AIM:
Give only the number of lines that include the string "name".

RECORDS FOR THE EXERCISE:
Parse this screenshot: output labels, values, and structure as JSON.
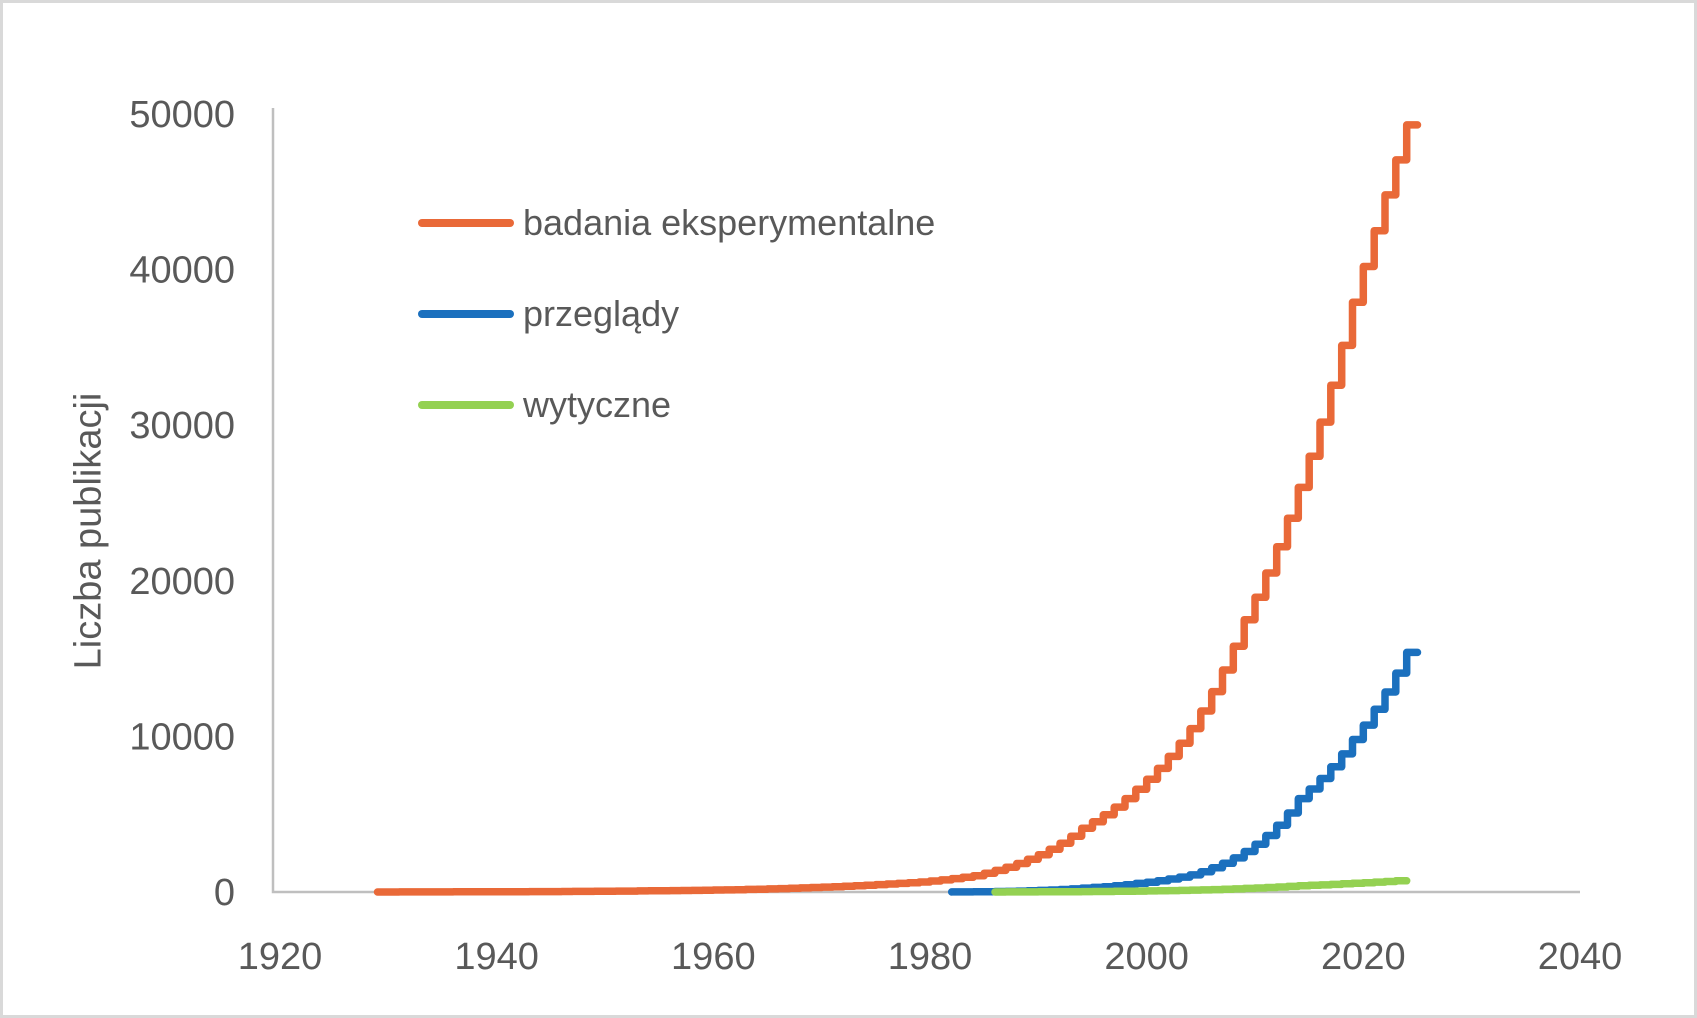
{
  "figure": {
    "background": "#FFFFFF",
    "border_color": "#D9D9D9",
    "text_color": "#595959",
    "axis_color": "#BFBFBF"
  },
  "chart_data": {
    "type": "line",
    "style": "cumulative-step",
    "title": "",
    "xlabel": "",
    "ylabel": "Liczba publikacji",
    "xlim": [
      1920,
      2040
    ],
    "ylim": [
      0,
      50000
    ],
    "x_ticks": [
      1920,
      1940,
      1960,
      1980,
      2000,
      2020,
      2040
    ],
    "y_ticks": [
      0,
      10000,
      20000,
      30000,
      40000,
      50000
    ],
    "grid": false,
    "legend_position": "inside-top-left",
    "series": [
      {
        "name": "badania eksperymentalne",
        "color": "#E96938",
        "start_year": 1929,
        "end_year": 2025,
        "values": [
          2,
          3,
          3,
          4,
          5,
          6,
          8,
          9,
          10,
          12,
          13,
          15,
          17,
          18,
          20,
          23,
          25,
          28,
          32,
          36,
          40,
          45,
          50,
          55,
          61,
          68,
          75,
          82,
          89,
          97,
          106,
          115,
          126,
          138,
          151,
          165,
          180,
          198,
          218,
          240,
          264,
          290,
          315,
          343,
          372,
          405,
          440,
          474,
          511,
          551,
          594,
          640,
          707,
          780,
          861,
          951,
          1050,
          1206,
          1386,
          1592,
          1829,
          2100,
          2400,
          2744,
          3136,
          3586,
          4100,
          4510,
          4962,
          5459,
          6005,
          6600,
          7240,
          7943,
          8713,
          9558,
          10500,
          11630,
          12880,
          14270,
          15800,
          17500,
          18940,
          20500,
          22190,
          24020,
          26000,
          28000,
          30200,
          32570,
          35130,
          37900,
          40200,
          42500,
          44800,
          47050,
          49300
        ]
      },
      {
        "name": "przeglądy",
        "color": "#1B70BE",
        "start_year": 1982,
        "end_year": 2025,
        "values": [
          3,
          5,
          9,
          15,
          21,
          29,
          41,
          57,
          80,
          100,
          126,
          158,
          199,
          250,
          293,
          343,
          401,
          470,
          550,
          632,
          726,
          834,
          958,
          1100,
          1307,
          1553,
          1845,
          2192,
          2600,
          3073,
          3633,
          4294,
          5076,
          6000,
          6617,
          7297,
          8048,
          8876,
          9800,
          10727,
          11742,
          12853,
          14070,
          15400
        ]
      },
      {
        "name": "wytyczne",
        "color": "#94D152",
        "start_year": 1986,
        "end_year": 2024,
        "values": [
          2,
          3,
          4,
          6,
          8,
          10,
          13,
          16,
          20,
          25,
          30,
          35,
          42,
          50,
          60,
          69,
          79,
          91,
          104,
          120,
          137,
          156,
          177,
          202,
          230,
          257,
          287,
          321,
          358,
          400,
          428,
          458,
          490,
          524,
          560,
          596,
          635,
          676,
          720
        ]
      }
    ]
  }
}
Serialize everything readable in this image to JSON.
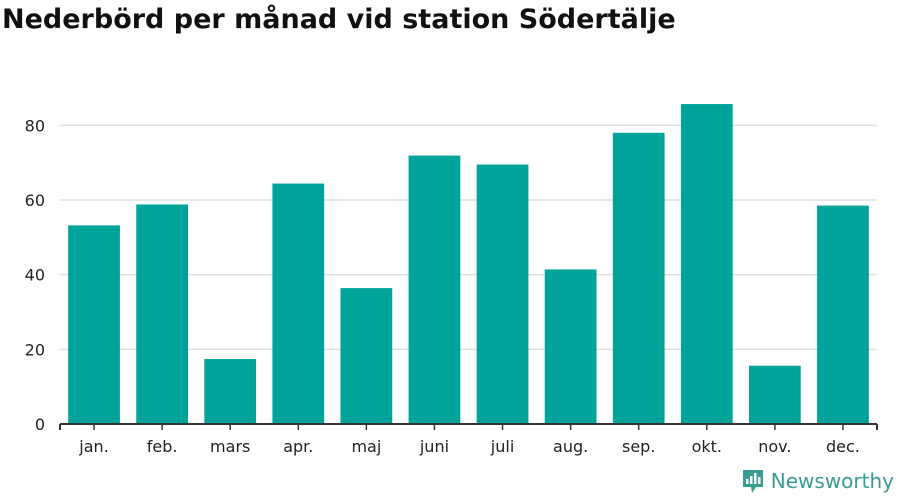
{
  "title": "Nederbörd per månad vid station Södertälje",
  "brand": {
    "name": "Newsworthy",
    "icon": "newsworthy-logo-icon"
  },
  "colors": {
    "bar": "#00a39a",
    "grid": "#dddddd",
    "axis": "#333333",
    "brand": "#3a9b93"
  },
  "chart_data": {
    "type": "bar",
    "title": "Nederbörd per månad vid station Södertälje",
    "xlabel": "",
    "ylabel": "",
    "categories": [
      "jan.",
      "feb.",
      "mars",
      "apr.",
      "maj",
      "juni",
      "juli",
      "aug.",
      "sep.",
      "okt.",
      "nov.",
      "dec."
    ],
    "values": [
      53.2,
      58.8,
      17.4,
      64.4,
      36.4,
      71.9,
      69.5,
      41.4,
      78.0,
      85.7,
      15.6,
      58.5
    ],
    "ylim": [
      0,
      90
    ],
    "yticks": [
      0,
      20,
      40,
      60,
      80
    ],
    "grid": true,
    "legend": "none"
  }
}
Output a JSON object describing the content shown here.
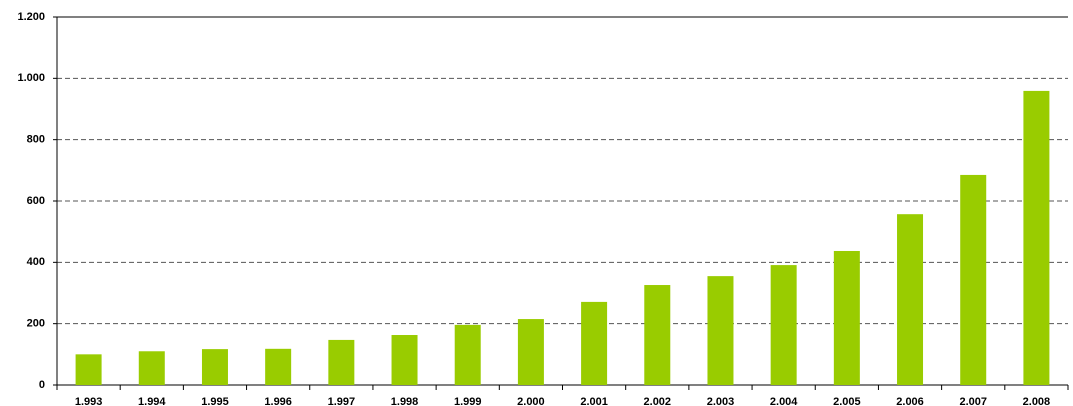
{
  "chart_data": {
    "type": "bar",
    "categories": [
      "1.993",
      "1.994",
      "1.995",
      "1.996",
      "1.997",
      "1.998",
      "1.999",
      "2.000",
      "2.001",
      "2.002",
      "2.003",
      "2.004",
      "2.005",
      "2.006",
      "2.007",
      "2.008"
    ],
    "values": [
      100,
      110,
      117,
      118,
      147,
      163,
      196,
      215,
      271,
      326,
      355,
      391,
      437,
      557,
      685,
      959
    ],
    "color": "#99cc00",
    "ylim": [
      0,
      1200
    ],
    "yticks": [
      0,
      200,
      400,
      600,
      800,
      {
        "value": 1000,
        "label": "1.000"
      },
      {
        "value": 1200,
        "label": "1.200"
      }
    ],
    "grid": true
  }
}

EXERCISE OUTPUT:
4